» **What the task requires**:
Count every line that holds the string "SRMTID", and report the number alone.

» **The data**:
· · · ·
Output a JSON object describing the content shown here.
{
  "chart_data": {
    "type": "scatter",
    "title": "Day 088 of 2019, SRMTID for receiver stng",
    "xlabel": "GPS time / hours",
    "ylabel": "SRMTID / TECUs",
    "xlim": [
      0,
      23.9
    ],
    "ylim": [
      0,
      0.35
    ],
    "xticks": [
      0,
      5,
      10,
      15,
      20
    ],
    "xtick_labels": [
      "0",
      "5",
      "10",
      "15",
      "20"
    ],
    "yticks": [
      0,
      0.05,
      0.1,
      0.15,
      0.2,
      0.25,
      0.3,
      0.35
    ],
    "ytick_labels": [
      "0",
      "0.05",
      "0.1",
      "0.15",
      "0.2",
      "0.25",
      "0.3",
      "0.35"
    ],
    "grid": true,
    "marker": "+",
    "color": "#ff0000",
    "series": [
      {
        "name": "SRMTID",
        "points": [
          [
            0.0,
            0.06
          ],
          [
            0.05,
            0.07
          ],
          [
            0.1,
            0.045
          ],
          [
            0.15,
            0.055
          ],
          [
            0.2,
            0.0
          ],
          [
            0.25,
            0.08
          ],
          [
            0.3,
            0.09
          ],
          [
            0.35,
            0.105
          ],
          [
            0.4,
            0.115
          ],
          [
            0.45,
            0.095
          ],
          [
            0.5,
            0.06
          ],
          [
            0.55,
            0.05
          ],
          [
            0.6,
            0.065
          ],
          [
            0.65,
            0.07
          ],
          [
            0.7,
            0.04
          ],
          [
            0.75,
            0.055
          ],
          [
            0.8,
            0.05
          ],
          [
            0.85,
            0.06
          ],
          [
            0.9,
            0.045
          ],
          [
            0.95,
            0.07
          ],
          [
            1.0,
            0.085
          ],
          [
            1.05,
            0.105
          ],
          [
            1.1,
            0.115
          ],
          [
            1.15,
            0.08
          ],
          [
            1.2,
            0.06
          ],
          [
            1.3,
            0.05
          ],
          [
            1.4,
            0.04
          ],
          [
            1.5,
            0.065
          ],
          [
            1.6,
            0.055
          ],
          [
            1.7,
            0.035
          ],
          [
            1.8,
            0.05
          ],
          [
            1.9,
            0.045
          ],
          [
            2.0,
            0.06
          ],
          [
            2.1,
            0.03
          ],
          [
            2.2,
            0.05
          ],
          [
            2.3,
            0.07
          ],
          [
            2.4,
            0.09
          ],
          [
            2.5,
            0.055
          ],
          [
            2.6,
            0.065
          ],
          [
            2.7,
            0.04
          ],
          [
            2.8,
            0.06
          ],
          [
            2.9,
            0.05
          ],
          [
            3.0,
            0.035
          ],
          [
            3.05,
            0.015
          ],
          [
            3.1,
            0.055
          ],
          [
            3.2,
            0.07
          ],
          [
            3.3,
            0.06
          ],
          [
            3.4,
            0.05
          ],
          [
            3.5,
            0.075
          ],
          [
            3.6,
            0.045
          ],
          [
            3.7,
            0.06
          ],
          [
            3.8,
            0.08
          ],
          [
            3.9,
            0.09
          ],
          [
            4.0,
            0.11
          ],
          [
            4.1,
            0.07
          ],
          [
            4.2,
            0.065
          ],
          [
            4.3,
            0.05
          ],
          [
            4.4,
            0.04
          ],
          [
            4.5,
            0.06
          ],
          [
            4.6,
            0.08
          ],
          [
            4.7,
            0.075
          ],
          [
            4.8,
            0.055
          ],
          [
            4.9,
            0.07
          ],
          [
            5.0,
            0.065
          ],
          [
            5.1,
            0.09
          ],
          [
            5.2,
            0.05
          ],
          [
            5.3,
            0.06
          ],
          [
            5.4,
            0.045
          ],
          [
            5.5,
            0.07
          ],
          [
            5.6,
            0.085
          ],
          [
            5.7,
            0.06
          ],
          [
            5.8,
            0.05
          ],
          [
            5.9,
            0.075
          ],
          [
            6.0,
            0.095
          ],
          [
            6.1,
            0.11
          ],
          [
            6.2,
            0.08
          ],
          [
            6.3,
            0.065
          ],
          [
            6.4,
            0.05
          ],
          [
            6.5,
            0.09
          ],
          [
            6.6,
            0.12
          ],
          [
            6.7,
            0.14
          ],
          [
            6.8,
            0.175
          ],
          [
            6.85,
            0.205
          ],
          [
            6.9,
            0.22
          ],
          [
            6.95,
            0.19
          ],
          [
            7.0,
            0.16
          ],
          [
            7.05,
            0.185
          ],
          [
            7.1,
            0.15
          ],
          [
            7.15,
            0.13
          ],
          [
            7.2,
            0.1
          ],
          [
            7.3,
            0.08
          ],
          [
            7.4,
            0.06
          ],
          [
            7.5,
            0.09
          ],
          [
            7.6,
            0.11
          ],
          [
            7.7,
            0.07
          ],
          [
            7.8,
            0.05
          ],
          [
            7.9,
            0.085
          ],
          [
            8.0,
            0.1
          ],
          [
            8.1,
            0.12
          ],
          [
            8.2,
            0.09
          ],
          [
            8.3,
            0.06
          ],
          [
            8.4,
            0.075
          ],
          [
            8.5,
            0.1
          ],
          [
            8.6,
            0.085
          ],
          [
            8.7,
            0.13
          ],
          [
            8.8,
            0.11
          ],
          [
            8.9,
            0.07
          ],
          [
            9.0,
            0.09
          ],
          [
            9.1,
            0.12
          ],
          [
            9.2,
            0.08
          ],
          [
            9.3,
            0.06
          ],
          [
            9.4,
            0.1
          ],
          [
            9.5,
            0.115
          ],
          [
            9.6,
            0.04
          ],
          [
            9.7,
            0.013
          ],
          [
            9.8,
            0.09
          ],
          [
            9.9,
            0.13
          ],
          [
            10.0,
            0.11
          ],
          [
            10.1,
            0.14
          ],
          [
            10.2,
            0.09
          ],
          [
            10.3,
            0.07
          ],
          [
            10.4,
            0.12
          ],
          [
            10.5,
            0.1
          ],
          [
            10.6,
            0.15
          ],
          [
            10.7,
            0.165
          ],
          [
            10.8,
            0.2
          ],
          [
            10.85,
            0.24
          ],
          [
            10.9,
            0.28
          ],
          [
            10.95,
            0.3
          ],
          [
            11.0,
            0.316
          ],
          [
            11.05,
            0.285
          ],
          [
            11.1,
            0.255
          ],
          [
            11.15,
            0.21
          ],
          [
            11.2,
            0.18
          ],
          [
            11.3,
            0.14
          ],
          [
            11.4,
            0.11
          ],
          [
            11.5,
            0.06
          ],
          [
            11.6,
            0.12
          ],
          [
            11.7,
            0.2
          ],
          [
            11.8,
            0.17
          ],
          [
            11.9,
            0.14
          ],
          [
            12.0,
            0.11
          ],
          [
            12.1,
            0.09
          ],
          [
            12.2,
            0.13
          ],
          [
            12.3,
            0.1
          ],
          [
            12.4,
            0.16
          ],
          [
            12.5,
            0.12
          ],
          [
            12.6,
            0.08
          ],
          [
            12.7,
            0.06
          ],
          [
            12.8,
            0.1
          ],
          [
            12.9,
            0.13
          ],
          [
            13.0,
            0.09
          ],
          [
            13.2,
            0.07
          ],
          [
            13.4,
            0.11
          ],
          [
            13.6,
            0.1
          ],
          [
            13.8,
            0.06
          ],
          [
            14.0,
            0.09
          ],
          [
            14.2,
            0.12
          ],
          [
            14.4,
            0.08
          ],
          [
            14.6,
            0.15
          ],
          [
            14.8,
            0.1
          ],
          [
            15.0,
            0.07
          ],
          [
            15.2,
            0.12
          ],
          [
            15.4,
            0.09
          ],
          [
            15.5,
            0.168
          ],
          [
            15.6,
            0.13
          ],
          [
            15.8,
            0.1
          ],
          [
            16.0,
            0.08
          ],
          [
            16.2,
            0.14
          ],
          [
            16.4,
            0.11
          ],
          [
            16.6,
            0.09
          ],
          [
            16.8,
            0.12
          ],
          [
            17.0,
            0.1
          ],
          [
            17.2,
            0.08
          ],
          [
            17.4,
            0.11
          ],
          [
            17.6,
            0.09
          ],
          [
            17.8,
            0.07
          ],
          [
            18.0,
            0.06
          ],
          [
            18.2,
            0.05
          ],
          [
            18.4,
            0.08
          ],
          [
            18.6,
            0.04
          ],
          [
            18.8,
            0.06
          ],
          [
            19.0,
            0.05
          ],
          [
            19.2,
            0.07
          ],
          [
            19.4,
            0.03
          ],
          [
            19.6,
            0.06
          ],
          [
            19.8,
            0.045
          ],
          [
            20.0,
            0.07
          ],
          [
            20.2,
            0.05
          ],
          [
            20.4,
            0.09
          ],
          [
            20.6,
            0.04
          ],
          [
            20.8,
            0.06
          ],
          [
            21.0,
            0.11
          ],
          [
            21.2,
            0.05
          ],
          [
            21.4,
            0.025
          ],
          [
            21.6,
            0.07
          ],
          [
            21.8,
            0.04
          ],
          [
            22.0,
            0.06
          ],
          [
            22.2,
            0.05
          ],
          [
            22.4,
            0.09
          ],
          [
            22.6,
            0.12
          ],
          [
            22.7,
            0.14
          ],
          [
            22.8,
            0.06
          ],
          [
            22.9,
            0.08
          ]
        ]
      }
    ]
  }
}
· · · ·
» **Answer to this exercise**:
3